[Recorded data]
_ _ _ _ _ _ _

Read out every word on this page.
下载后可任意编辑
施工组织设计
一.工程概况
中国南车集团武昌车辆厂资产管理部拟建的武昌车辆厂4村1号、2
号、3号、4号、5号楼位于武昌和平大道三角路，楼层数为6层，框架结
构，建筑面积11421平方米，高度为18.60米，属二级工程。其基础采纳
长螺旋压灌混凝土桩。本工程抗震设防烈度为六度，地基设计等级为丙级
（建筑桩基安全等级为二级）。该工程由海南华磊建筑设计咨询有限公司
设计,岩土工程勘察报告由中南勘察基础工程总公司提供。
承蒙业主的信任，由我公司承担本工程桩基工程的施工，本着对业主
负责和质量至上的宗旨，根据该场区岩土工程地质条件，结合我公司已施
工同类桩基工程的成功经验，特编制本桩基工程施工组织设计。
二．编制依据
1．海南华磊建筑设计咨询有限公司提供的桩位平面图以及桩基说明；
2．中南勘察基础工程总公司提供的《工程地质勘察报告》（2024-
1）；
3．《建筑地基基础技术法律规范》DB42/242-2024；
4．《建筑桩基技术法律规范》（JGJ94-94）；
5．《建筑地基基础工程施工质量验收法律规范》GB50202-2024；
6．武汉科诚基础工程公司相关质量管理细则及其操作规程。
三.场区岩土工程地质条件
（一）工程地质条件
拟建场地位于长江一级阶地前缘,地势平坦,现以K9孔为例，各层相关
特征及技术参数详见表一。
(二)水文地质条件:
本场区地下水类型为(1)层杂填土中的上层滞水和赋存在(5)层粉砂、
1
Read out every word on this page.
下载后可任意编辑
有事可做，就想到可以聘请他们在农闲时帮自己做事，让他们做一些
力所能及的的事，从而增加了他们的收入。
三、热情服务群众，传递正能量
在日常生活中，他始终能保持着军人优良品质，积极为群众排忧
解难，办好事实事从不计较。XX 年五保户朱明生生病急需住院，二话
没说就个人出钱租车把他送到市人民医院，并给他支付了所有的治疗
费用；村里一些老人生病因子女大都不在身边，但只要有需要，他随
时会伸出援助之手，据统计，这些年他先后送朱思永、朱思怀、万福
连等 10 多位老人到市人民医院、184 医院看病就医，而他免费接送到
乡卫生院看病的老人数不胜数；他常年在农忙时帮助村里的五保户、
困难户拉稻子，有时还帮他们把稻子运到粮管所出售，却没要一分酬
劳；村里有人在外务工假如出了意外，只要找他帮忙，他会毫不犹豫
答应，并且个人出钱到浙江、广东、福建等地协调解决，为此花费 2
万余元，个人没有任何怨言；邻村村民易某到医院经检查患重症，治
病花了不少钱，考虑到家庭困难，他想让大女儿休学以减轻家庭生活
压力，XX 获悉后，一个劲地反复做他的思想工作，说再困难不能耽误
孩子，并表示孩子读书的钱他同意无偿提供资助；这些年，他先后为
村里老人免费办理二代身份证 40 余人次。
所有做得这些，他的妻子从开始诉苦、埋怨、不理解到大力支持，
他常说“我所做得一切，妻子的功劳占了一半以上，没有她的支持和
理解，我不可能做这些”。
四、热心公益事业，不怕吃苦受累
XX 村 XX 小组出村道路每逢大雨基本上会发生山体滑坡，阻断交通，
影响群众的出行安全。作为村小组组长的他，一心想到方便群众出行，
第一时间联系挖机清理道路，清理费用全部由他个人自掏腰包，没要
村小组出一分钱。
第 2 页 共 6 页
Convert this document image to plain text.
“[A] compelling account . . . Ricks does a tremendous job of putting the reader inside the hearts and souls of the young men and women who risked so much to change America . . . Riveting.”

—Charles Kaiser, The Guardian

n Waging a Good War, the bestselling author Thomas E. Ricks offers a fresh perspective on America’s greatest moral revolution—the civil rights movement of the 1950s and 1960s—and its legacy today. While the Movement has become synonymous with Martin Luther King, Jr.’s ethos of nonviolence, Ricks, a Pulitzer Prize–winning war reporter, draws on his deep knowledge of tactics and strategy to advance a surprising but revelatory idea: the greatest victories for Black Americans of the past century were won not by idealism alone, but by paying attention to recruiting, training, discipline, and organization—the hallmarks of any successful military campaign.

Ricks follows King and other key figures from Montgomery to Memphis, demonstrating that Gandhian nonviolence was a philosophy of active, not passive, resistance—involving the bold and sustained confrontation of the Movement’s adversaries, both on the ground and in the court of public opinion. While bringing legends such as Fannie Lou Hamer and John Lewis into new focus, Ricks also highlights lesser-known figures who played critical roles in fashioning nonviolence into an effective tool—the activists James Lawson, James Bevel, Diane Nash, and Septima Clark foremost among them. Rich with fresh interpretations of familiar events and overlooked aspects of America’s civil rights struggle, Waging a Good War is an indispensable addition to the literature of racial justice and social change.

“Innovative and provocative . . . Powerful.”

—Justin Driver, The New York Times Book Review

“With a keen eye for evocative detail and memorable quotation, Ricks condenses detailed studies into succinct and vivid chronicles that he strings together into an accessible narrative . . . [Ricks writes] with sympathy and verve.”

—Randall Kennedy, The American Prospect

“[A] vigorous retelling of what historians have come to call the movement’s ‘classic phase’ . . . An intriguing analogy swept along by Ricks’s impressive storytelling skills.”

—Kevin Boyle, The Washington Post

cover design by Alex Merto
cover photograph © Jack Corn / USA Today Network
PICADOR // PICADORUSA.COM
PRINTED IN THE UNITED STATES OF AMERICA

_ _ _ _ _ _ _

* **Stated goal**
Extract each entry in full and write it down exactly.

* **Task output**
Read out every word on this page.
下载后可任意编辑
施工组织设计
一.工程概况
中国南车集团武昌车辆厂资产管理部拟建的武昌车辆厂4村1号、2
号、3号、4号、5号楼位于武昌和平大道三角路，楼层数为6层，框架结
构，建筑面积11421平方米，高度为18.60米，属二级工程。其基础采纳
长螺旋压灌混凝土桩。本工程抗震设防烈度为六度，地基设计等级为丙级
（建筑桩基安全等级为二级）。该工程由海南华磊建筑设计咨询有限公司
设计,岩土工程勘察报告由中南勘察基础工程总公司提供。
承蒙业主的信任，由我公司承担本工程桩基工程的施工，本着对业主
负责和质量至上的宗旨，根据该场区岩土工程地质条件，结合我公司已施
工同类桩基工程的成功经验，特编制本桩基工程施工组织设计。
二．编制依据
1．海南华磊建筑设计咨询有限公司提供的桩位平面图以及桩基说明；
2．中南勘察基础工程总公司提供的《工程地质勘察报告》（2024-
1）；
3．《建筑地基基础技术法律规范》DB42/242-2024；
4．《建筑桩基技术法律规范》（JGJ94-94）；
5．《建筑地基基础工程施工质量验收法律规范》GB50202-2024；
6．武汉科诚基础工程公司相关质量管理细则及其操作规程。
三.场区岩土工程地质条件
（一）工程地质条件
拟建场地位于长江一级阶地前缘,地势平坦,现以K9孔为例，各层相关
特征及技术参数详见表一。
(二)水文地质条件:
本场区地下水类型为(1)层杂填土中的上层滞水和赋存在(5)层粉砂、
1
Read out every word on this page.
下载后可任意编辑
有事可做，就想到可以聘请他们在农闲时帮自己做事，让他们做一些
力所能及的的事，从而增加了他们的收入。
三、热情服务群众，传递正能量
在日常生活中，他始终能保持着军人优良品质，积极为群众排忧
解难，办好事实事从不计较。XX 年五保户朱明生生病急需住院，二话
没说就个人出钱租车把他送到市人民医院，并给他支付了所有的治疗
费用；村里一些老人生病因子女大都不在身边，但只要有需要，他随
时会伸出援助之手，据统计，这些年他先后送朱思永、朱思怀、万福
连等 10 多位老人到市人民医院、184 医院看病就医，而他免费接送到
乡卫生院看病的老人数不胜数；他常年在农忙时帮助村里的五保户、
困难户拉稻子，有时还帮他们把稻子运到粮管所出售，却没要一分酬
劳；村里有人在外务工假如出了意外，只要找他帮忙，他会毫不犹豫
答应，并且个人出钱到浙江、广东、福建等地协调解决，为此花费 2
万余元，个人没有任何怨言；邻村村民易某到医院经检查患重症，治
病花了不少钱，考虑到家庭困难，他想让大女儿休学以减轻家庭生活
压力，XX 获悉后，一个劲地反复做他的思想工作，说再困难不能耽误
孩子，并表示孩子读书的钱他同意无偿提供资助；这些年，他先后为
村里老人免费办理二代身份证 40 余人次。
所有做得这些，他的妻子从开始诉苦、埋怨、不理解到大力支持，
他常说“我所做得一切，妻子的功劳占了一半以上，没有她的支持和
理解，我不可能做这些”。
四、热心公益事业，不怕吃苦受累
XX 村 XX 小组出村道路每逢大雨基本上会发生山体滑坡，阻断交通，
影响群众的出行安全。作为村小组组长的他，一心想到方便群众出行，
第一时间联系挖机清理道路，清理费用全部由他个人自掏腰包，没要
村小组出一分钱。
第 2 页 共 6 页
Convert this document image to plain text.
“[A] compelling account . . . Ricks does a tremendous job of putting the reader inside the hearts and souls of the young men and women who risked so much to change America . . . Riveting.”

—Charles Kaiser, The Guardian

n Waging a Good War, the bestselling author Thomas E. Ricks offers a fresh perspective on America’s greatest moral revolution—the civil rights movement of the 1950s and 1960s—and its legacy today. While the Movement has become synonymous with Martin Luther King, Jr.’s ethos of nonviolence, Ricks, a Pulitzer Prize–winning war reporter, draws on his deep knowledge of tactics and strategy to advance a surprising but revelatory idea: the greatest victories for Black Americans of the past century were won not by idealism alone, but by paying attention to recruiting, training, discipline, and organization—the hallmarks of any successful military campaign.

Ricks follows King and other key figures from Montgomery to Memphis, demonstrating that Gandhian nonviolence was a philosophy of active, not passive, resistance—involving the bold and sustained confrontation of the Movement’s adversaries, both on the ground and in the court of public opinion. While bringing legends such as Fannie Lou Hamer and John Lewis into new focus, Ricks also highlights lesser-known figures who played critical roles in fashioning nonviolence into an effective tool—the activists James Lawson, James Bevel, Diane Nash, and Septima Clark foremost among them. Rich with fresh interpretations of familiar events and overlooked aspects of America’s civil rights struggle, Waging a Good War is an indispensable addition to the literature of racial justice and social change.

“Innovative and provocative . . . Powerful.”

—Justin Driver, The New York Times Book Review

“With a keen eye for evocative detail and memorable quotation, Ricks condenses detailed studies into succinct and vivid chronicles that he strings together into an accessible narrative . . . [Ricks writes] with sympathy and verve.”

—Randall Kennedy, The American Prospect

“[A] vigorous retelling of what historians have come to call the movement’s ‘classic phase’ . . . An intriguing analogy swept along by Ricks’s impressive storytelling skills.”

—Kevin Boyle, The Washington Post

cover design by Alex Merto
cover photograph © Jack Corn / USA Today Network
PICADOR // PICADORUSA.COM
PRINTED IN THE UNITED STATES OF AMERICA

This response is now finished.